***** Source material *****
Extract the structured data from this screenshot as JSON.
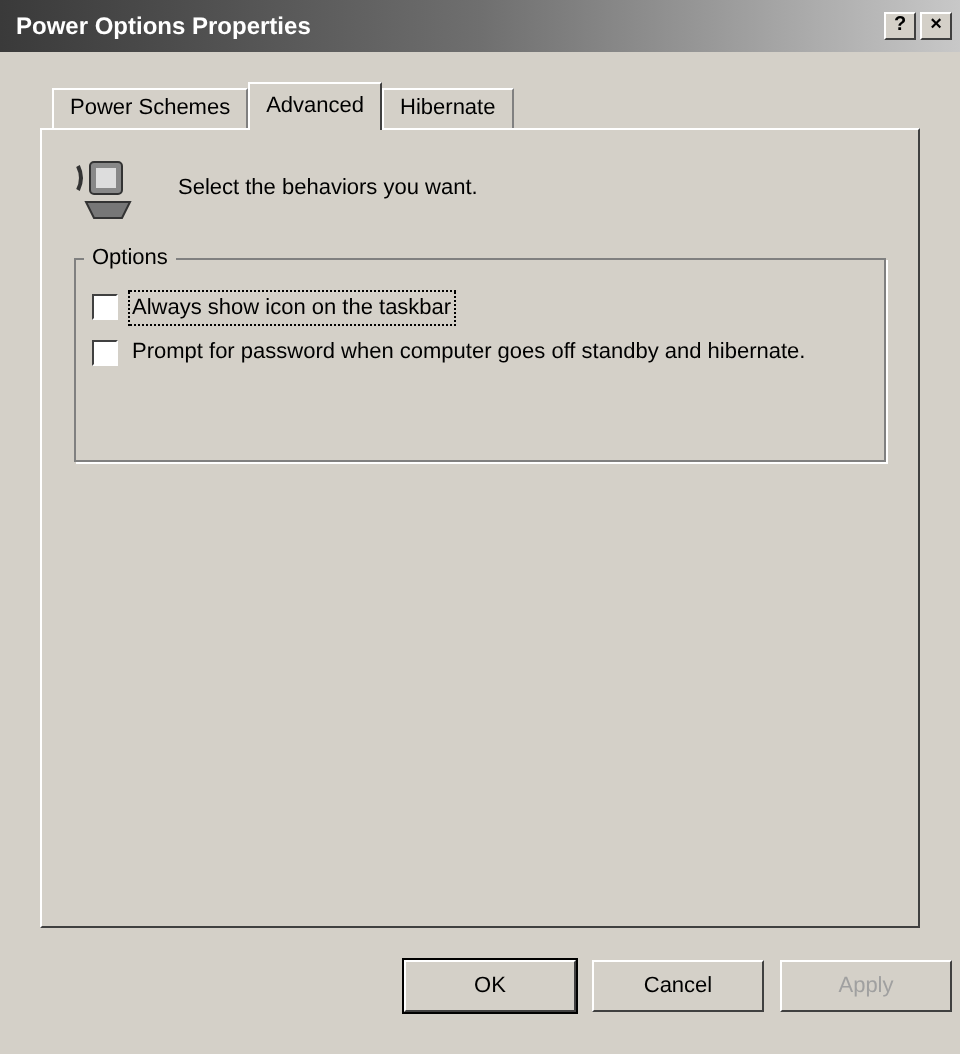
{
  "window": {
    "title": "Power Options Properties",
    "title_buttons": [
      "?",
      "×"
    ]
  },
  "tabs": [
    {
      "label": "Power Schemes",
      "selected": false
    },
    {
      "label": "Advanced",
      "selected": true
    },
    {
      "label": "Hibernate",
      "selected": false
    }
  ],
  "header": {
    "text": "Select the behaviors you want."
  },
  "options": {
    "title": "Options",
    "items": [
      {
        "label": "Always show icon on the taskbar",
        "checked": false,
        "focused": true
      },
      {
        "label": "Prompt for password when computer goes off standby and hibernate.",
        "checked": false,
        "focused": false
      }
    ]
  },
  "buttons": [
    {
      "label": "OK",
      "default": true,
      "disabled": false
    },
    {
      "label": "Cancel",
      "default": false,
      "disabled": false
    },
    {
      "label": "Apply",
      "default": false,
      "disabled": true
    }
  ]
}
*****
**Instructions to follow:** Copy the records above exactly, omitting every picture.

**Full response:**
Extract the structured data from this screenshot as JSON.
{
  "window": {
    "title": "Power Options Properties",
    "title_buttons": [
      "?",
      "×"
    ]
  },
  "tabs": [
    {
      "label": "Power Schemes",
      "selected": false
    },
    {
      "label": "Advanced",
      "selected": true
    },
    {
      "label": "Hibernate",
      "selected": false
    }
  ],
  "header": {
    "text": "Select the behaviors you want."
  },
  "options": {
    "title": "Options",
    "items": [
      {
        "label": "Always show icon on the taskbar",
        "checked": false,
        "focused": true
      },
      {
        "label": "Prompt for password when computer goes off standby and hibernate.",
        "checked": false,
        "focused": false
      }
    ]
  },
  "buttons": [
    {
      "label": "OK",
      "default": true,
      "disabled": false
    },
    {
      "label": "Cancel",
      "default": false,
      "disabled": false
    },
    {
      "label": "Apply",
      "default": false,
      "disabled": true
    }
  ]
}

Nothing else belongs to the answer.